GIVEN EXERCISE: Report each line of the data that includes the word "Matière".
──────
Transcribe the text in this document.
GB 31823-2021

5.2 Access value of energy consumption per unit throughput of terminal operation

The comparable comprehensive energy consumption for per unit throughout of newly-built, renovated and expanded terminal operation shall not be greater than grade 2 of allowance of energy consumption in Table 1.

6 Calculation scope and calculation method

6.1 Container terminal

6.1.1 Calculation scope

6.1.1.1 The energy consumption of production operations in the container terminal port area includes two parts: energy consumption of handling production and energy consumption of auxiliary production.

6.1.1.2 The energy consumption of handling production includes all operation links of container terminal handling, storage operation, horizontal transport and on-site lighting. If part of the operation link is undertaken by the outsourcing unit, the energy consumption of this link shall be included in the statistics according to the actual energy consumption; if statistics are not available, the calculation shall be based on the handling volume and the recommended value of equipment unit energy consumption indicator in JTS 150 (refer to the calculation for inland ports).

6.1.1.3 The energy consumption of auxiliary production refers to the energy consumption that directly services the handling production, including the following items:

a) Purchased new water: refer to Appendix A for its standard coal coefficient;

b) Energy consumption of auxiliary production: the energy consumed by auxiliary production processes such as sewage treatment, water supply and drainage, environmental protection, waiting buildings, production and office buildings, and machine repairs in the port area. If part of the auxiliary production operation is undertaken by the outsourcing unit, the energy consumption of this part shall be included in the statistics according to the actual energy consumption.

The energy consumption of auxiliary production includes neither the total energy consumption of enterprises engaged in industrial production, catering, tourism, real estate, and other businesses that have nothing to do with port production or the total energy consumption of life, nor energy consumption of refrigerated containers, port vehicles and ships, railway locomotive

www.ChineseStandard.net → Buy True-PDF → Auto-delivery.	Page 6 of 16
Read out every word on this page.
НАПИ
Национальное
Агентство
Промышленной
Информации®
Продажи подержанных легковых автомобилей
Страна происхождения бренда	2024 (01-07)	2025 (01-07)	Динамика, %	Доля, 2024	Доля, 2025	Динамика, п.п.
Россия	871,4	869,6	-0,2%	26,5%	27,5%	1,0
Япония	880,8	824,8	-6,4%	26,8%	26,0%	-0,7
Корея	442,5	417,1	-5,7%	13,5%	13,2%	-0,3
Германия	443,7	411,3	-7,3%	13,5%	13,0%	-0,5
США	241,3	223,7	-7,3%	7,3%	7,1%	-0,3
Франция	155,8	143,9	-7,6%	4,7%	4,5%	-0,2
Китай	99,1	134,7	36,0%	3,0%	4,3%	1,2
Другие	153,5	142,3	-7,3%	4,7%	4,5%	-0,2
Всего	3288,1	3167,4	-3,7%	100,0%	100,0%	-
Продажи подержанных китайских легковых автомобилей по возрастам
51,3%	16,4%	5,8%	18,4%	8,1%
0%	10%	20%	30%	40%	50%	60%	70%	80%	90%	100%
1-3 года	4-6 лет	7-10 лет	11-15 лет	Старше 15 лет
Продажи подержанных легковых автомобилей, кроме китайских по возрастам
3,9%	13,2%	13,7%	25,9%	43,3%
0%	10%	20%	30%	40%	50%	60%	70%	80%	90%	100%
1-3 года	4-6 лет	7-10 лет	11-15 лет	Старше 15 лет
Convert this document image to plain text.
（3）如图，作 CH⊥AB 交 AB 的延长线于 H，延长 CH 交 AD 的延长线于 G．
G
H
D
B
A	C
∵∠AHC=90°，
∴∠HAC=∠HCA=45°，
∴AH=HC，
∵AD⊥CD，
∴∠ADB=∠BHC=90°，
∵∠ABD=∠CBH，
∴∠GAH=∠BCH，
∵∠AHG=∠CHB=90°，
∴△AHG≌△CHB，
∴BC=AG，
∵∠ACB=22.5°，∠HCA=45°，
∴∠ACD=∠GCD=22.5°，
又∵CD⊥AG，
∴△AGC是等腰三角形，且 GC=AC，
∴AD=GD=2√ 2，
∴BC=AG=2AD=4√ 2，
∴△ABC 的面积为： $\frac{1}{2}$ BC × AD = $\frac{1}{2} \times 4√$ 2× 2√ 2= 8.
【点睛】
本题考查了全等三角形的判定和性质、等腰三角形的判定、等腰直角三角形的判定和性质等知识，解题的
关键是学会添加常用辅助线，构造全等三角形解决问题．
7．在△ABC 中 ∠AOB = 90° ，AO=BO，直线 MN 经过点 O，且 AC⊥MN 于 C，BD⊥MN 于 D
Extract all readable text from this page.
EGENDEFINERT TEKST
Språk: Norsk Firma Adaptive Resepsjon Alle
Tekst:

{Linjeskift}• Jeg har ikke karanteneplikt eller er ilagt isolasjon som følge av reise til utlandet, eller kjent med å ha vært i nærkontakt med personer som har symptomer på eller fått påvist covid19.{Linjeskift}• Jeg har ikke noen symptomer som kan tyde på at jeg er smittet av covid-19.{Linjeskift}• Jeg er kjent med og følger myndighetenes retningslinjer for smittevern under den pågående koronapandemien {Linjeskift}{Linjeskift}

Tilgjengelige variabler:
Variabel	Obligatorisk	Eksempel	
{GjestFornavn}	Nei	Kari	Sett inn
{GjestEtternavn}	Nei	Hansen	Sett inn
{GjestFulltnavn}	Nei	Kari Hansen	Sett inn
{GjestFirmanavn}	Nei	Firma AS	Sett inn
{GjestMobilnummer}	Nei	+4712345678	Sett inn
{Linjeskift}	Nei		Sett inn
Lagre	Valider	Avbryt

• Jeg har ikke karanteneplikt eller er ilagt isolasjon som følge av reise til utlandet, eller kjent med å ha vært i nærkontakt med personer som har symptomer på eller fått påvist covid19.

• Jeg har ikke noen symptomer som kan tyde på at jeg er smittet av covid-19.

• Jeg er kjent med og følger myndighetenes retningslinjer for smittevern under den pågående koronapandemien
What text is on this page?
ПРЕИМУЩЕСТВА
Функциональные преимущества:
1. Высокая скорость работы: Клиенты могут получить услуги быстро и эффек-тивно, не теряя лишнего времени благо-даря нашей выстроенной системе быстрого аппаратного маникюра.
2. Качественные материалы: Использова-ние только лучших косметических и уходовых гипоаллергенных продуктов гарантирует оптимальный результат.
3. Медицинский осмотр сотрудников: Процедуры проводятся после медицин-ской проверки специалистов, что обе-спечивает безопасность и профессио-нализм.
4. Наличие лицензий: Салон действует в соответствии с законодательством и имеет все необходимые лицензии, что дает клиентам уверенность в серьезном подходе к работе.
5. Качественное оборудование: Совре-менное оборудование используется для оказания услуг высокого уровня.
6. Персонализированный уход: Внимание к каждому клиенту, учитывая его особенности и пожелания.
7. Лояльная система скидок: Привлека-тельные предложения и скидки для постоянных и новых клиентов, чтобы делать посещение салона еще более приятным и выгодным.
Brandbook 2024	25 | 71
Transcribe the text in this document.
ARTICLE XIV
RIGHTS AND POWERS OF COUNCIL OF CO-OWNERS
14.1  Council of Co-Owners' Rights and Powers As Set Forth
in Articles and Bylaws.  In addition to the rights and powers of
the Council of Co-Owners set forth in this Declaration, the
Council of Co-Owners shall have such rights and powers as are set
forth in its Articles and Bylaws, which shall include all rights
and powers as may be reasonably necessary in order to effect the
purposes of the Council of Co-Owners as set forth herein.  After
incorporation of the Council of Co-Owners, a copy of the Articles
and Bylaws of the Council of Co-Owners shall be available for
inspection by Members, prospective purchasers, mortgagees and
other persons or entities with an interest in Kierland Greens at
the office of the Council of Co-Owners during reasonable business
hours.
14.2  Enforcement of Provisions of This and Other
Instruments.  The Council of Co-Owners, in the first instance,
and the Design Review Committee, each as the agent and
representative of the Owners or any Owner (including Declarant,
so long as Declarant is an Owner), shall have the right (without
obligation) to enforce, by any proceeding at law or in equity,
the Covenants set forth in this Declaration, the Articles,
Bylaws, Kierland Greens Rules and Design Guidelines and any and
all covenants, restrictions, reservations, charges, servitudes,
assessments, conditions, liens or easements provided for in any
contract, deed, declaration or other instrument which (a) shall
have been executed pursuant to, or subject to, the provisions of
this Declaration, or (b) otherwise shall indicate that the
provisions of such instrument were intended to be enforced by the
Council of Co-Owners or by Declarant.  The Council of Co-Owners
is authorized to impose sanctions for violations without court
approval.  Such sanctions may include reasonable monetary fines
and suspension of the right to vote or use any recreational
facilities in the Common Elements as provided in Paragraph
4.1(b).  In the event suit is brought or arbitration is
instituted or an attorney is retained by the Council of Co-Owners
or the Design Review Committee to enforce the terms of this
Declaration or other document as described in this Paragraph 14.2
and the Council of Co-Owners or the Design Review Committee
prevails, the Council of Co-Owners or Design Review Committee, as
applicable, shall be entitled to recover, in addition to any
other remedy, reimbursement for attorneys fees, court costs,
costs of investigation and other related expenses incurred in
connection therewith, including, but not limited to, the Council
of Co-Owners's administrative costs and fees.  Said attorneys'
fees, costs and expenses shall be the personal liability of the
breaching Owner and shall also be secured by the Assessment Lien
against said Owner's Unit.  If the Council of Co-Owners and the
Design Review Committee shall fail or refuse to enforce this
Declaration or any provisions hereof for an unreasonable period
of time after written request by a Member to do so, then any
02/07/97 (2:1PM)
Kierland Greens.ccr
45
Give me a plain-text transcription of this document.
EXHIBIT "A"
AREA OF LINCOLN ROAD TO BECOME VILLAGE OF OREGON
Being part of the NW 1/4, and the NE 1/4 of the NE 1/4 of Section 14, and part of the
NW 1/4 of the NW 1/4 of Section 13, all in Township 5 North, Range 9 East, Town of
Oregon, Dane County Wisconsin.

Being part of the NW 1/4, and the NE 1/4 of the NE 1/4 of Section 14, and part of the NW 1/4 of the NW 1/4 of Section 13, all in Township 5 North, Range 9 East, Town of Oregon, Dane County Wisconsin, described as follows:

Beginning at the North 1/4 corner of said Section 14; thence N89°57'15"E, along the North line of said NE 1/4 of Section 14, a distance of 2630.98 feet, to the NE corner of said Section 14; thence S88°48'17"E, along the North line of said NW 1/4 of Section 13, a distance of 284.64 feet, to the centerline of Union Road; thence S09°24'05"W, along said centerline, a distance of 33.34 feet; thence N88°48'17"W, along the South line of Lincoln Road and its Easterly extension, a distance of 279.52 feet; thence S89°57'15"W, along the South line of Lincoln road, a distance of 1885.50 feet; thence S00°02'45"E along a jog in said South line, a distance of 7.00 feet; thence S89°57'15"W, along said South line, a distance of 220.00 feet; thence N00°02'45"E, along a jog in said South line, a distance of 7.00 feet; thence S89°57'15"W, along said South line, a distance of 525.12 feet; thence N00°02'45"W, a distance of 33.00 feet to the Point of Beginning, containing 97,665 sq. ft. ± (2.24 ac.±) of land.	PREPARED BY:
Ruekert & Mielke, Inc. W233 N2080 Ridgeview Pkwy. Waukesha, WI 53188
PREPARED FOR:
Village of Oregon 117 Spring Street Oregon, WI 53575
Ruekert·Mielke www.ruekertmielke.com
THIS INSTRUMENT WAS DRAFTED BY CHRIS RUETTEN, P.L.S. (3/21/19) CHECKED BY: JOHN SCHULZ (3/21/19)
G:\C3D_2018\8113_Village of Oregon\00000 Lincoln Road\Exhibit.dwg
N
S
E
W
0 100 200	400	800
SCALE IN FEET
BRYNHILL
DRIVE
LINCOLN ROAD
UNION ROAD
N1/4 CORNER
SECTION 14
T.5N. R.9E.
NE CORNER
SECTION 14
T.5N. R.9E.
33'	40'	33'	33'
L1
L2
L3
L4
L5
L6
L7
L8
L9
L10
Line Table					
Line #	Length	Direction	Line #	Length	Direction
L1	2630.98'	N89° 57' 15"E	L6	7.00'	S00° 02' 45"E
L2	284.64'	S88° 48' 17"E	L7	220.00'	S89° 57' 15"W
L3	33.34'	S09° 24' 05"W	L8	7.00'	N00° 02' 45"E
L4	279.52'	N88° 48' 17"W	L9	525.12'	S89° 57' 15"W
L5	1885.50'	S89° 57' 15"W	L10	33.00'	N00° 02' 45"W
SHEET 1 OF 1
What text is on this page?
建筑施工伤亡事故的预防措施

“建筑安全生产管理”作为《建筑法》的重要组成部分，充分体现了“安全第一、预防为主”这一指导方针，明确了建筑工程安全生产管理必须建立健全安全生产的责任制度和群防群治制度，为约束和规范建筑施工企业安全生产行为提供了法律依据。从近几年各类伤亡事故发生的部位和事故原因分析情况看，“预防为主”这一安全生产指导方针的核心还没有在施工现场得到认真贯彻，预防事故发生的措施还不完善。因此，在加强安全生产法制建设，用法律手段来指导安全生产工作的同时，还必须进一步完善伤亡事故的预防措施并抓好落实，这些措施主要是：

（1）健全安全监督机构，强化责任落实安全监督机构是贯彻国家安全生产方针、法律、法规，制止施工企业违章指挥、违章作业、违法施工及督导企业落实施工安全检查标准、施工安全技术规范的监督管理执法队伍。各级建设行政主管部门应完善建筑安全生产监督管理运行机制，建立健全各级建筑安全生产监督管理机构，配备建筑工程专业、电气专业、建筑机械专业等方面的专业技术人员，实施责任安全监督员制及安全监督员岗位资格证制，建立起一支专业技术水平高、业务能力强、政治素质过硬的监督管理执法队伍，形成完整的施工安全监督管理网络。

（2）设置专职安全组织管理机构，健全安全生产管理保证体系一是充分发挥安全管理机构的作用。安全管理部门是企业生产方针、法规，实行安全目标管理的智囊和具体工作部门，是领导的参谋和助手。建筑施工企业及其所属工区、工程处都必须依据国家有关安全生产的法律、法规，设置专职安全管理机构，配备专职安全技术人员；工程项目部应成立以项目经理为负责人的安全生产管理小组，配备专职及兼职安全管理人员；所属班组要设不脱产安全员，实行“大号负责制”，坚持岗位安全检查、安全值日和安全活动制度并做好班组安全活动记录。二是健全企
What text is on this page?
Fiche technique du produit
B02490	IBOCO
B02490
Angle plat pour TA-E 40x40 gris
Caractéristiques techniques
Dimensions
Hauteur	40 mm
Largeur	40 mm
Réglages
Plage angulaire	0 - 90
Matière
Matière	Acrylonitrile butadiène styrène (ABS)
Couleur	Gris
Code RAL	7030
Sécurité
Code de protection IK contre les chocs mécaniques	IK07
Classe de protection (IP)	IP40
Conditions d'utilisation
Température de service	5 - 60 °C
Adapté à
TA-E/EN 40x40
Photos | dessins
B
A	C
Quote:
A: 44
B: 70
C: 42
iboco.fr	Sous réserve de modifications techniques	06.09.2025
──────
ANSWER TO THE EXERCISE:
Matière
Matière	Acrylonitrile butadiène styrène (ABS)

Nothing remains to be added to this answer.